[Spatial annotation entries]
++++++++

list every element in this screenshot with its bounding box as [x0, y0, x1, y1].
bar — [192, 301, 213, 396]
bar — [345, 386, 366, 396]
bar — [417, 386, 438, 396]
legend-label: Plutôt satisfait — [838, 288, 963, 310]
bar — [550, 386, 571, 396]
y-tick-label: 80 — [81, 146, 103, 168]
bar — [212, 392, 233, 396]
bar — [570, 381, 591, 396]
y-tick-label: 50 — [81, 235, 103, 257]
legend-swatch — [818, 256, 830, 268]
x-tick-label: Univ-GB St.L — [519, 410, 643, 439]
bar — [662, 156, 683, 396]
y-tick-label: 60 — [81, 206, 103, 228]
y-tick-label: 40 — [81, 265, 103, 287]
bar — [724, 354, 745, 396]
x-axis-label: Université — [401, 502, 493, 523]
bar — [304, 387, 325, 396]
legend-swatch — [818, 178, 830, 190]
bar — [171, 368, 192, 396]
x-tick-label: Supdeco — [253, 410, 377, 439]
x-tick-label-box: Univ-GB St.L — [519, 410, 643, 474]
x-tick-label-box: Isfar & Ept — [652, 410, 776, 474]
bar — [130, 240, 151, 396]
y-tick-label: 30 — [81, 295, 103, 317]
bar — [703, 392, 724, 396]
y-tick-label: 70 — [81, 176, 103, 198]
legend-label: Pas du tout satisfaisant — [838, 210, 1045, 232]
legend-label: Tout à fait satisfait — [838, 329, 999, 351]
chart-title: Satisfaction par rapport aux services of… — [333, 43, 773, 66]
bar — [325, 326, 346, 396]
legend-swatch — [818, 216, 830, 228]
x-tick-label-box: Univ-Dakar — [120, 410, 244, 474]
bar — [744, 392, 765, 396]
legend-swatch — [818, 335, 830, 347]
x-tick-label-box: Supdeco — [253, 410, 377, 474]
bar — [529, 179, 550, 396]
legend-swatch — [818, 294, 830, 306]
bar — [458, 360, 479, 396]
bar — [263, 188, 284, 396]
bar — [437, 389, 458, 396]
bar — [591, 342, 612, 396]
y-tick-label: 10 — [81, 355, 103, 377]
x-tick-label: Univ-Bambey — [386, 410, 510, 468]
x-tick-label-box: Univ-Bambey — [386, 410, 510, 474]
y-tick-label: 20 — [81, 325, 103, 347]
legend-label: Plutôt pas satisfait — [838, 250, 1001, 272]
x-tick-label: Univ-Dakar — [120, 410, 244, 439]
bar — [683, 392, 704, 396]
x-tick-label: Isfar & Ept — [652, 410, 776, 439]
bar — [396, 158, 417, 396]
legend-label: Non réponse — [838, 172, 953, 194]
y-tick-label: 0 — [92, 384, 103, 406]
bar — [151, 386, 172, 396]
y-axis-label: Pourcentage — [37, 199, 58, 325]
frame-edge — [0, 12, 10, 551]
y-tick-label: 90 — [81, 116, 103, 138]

++++++++

» Exercise instructions: Print every line of the records above verbatim, in the same order.

» Finished exercise:
list every element in this screenshot with its bounding box as [x0, y0, x1, y1].
bar — [192, 301, 213, 396]
bar — [345, 386, 366, 396]
bar — [417, 386, 438, 396]
legend-label: Plutôt satisfait — [838, 288, 963, 310]
bar — [550, 386, 571, 396]
y-tick-label: 80 — [81, 146, 103, 168]
bar — [212, 392, 233, 396]
bar — [570, 381, 591, 396]
y-tick-label: 50 — [81, 235, 103, 257]
legend-swatch — [818, 256, 830, 268]
x-tick-label: Univ-GB St.L — [519, 410, 643, 439]
bar — [662, 156, 683, 396]
y-tick-label: 60 — [81, 206, 103, 228]
y-tick-label: 40 — [81, 265, 103, 287]
bar — [724, 354, 745, 396]
x-axis-label: Université — [401, 502, 493, 523]
bar — [304, 387, 325, 396]
legend-swatch — [818, 178, 830, 190]
bar — [171, 368, 192, 396]
x-tick-label: Supdeco — [253, 410, 377, 439]
x-tick-label-box: Univ-GB St.L — [519, 410, 643, 474]
x-tick-label-box: Isfar & Ept — [652, 410, 776, 474]
bar — [130, 240, 151, 396]
y-tick-label: 30 — [81, 295, 103, 317]
bar — [703, 392, 724, 396]
y-tick-label: 70 — [81, 176, 103, 198]
legend-label: Pas du tout satisfaisant — [838, 210, 1045, 232]
legend-label: Tout à fait satisfait — [838, 329, 999, 351]
chart-title: Satisfaction par rapport aux services of… — [333, 43, 773, 66]
bar — [325, 326, 346, 396]
legend-swatch — [818, 216, 830, 228]
x-tick-label-box: Univ-Dakar — [120, 410, 244, 474]
bar — [744, 392, 765, 396]
legend-swatch — [818, 335, 830, 347]
x-tick-label-box: Supdeco — [253, 410, 377, 474]
bar — [529, 179, 550, 396]
legend-swatch — [818, 294, 830, 306]
bar — [458, 360, 479, 396]
bar — [263, 188, 284, 396]
bar — [437, 389, 458, 396]
bar — [591, 342, 612, 396]
y-tick-label: 10 — [81, 355, 103, 377]
x-tick-label: Univ-Bambey — [386, 410, 510, 468]
x-tick-label-box: Univ-Bambey — [386, 410, 510, 474]
y-tick-label: 20 — [81, 325, 103, 347]
legend-label: Plutôt pas satisfait — [838, 250, 1001, 272]
x-tick-label: Univ-Dakar — [120, 410, 244, 439]
bar — [683, 392, 704, 396]
x-tick-label: Isfar & Ept — [652, 410, 776, 439]
bar — [396, 158, 417, 396]
legend-label: Non réponse — [838, 172, 953, 194]
y-tick-label: 0 — [92, 384, 103, 406]
bar — [151, 386, 172, 396]
y-axis-label: Pourcentage — [37, 199, 58, 325]
frame-edge — [0, 12, 10, 551]
y-tick-label: 90 — [81, 116, 103, 138]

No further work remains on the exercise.